═════ Supplied entries ═════

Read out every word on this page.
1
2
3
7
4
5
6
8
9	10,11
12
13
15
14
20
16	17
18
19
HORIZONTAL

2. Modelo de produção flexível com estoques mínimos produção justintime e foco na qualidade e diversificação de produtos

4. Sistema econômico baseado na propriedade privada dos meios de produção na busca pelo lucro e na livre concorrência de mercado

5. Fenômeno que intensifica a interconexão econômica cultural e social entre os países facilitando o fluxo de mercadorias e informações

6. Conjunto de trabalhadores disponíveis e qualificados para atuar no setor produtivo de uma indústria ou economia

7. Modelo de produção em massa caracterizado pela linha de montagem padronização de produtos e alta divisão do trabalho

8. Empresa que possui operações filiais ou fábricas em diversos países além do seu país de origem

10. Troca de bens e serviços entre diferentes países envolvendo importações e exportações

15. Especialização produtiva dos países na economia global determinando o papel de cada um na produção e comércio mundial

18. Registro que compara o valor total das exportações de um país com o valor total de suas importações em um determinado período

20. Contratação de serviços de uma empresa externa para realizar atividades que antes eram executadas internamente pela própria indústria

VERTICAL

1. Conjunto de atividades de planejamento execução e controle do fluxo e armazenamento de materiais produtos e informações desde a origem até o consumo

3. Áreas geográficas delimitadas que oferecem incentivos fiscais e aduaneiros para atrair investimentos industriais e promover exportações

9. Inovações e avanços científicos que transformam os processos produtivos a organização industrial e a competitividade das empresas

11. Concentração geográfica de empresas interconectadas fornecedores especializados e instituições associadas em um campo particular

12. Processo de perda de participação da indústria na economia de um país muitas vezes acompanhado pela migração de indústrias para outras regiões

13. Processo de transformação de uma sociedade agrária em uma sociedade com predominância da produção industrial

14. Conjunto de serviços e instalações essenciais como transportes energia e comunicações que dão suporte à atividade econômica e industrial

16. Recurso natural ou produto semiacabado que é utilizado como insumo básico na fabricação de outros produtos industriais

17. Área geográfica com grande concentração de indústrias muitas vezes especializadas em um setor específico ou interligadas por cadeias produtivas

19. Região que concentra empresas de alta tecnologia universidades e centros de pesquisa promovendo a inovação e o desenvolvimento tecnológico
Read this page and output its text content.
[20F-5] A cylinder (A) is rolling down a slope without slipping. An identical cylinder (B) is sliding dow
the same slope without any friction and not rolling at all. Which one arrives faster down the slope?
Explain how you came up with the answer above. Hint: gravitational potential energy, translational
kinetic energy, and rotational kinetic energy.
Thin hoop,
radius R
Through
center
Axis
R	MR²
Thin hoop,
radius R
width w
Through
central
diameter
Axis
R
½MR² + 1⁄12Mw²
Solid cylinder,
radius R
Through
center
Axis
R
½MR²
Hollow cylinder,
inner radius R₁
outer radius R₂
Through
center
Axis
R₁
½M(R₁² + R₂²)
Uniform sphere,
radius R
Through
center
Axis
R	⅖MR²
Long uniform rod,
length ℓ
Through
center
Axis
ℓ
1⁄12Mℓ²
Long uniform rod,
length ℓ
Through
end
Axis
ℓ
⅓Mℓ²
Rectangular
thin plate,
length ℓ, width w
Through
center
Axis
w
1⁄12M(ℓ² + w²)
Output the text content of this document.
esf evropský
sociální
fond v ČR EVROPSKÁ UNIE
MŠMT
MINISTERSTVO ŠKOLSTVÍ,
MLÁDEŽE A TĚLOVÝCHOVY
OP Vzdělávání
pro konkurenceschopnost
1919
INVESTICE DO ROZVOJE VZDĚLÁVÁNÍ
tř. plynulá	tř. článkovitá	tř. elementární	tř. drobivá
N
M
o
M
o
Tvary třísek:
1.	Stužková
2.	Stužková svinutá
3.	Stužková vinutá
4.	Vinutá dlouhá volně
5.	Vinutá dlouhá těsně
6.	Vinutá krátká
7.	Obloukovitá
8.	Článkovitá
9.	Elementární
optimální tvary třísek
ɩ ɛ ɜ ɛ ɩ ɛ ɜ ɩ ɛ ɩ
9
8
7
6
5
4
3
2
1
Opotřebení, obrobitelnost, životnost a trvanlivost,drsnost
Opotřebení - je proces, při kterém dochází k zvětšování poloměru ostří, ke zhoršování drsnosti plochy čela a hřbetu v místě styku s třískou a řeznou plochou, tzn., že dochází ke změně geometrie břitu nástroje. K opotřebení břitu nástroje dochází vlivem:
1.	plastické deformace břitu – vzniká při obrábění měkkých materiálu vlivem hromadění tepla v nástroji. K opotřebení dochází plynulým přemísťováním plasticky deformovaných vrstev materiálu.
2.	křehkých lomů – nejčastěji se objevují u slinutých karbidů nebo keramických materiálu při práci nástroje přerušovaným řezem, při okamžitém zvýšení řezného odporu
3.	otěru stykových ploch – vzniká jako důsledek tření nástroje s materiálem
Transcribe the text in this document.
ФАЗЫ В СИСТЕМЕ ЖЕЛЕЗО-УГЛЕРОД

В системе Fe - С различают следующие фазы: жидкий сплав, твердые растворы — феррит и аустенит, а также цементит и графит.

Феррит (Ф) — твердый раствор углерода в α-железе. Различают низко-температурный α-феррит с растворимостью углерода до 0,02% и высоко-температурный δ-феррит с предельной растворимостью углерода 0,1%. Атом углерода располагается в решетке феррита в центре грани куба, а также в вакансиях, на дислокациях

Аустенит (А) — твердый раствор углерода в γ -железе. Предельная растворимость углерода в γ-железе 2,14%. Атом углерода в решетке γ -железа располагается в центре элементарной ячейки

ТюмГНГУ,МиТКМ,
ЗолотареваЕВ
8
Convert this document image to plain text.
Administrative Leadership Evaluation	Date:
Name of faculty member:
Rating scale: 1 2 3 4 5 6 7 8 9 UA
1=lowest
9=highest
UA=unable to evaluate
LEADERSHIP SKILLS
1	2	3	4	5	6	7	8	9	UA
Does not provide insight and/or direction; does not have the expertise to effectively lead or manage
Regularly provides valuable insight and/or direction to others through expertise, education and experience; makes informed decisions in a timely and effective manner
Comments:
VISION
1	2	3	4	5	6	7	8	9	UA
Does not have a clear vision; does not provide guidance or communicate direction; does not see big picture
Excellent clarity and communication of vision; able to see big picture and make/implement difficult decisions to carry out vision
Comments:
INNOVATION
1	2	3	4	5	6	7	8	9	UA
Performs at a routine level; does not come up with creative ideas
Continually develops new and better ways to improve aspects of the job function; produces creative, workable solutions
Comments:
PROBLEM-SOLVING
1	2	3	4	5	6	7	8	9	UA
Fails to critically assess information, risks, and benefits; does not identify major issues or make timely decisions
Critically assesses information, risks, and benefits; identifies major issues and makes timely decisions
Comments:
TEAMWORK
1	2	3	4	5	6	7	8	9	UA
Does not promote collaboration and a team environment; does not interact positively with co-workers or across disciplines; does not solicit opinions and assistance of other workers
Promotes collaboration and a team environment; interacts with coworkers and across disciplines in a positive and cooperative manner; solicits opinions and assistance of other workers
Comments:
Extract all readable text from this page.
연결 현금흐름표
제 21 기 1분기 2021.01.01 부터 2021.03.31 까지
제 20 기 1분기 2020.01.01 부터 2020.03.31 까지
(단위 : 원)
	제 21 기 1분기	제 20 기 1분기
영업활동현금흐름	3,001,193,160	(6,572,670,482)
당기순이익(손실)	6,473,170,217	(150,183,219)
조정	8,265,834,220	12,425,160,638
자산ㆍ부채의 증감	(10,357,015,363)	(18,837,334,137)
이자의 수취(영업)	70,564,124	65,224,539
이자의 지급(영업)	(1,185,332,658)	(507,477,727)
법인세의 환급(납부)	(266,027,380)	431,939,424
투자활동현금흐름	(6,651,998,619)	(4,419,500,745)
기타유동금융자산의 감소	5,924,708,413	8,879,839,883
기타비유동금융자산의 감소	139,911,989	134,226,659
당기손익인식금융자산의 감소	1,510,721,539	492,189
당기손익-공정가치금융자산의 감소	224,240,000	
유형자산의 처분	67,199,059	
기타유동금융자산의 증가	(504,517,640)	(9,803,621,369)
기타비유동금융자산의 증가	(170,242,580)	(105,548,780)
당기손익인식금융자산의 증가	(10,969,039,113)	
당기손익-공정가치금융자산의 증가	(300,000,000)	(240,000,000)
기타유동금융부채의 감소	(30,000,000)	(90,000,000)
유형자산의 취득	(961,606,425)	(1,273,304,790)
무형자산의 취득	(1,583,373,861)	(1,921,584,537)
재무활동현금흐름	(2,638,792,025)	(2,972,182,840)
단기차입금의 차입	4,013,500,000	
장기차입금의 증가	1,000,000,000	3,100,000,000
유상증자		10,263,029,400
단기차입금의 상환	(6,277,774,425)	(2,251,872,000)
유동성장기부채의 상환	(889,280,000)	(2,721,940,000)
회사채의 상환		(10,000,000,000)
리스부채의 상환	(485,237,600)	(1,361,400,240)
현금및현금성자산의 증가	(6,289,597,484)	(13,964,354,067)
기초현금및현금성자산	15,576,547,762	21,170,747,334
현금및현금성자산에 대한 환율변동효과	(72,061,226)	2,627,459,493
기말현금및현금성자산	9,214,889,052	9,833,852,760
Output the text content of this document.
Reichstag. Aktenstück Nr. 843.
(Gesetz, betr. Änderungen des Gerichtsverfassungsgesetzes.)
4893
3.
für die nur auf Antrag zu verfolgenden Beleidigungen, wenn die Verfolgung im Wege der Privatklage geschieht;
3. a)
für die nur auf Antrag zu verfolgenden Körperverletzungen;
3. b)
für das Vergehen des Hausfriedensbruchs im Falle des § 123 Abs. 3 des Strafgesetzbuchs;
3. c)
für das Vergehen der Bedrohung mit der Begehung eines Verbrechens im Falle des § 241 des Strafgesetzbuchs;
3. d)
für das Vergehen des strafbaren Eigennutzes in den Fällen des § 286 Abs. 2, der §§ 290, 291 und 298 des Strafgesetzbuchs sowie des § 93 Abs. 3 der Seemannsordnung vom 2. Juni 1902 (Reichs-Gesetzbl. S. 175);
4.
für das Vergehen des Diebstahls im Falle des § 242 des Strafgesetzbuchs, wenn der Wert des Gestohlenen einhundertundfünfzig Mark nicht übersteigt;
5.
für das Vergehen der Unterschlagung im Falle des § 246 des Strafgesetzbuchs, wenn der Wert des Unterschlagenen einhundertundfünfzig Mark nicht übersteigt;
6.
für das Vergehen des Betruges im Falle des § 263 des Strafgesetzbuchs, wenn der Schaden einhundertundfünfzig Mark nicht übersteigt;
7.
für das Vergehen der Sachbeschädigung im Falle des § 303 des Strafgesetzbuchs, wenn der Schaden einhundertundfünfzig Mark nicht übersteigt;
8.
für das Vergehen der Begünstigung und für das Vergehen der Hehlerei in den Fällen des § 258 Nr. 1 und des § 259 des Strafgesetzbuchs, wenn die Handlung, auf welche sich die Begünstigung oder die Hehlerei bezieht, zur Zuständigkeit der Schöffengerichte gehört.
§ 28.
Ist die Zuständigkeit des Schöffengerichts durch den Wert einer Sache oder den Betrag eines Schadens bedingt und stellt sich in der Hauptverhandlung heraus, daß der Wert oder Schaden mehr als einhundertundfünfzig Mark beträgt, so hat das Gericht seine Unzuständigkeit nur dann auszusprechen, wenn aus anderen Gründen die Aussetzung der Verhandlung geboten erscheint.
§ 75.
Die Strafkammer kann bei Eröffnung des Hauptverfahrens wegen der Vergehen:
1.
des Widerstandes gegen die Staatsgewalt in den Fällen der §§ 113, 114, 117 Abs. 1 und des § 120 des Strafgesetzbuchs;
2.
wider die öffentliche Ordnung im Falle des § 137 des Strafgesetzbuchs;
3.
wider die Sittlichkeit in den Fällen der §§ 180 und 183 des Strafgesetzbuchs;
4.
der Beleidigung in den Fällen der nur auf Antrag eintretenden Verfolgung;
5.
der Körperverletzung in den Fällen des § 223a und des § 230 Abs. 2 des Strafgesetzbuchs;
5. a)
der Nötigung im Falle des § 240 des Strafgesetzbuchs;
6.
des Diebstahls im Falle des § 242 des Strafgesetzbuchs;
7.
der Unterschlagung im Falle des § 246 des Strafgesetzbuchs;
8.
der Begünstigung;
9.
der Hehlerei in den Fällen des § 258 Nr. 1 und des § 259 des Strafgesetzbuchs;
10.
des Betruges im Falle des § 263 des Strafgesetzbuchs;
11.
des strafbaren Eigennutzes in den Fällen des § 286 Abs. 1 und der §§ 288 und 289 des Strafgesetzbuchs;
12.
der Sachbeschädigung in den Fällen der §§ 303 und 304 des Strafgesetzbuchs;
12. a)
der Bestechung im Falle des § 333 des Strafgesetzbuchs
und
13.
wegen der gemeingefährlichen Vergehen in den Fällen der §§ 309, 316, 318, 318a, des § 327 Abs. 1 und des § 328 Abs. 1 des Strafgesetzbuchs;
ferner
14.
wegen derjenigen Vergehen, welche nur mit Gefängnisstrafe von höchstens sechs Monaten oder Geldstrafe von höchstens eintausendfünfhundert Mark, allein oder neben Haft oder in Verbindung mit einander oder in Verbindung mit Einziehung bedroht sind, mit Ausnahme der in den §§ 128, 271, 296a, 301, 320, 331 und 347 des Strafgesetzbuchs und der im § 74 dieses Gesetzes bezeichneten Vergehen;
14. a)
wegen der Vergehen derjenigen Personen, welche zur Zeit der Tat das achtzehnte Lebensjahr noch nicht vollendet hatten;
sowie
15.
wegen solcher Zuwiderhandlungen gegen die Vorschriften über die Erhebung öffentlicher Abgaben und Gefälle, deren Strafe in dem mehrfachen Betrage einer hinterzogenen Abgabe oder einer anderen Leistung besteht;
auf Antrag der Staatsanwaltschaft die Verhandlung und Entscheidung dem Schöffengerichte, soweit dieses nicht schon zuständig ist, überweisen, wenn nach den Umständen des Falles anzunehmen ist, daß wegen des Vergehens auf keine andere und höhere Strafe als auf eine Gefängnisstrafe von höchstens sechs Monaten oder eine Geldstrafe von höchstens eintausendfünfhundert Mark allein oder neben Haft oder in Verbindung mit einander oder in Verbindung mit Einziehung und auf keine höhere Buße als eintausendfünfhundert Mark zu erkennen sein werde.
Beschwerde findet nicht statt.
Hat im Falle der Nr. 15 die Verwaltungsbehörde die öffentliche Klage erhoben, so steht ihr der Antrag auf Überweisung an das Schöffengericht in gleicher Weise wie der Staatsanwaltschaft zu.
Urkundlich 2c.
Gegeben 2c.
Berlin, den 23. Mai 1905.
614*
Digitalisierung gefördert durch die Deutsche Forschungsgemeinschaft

═════

▶ Problem description: Looking at the records above, count the lines where the word "informações" appears. State only the number.

▶ Result of the task: 2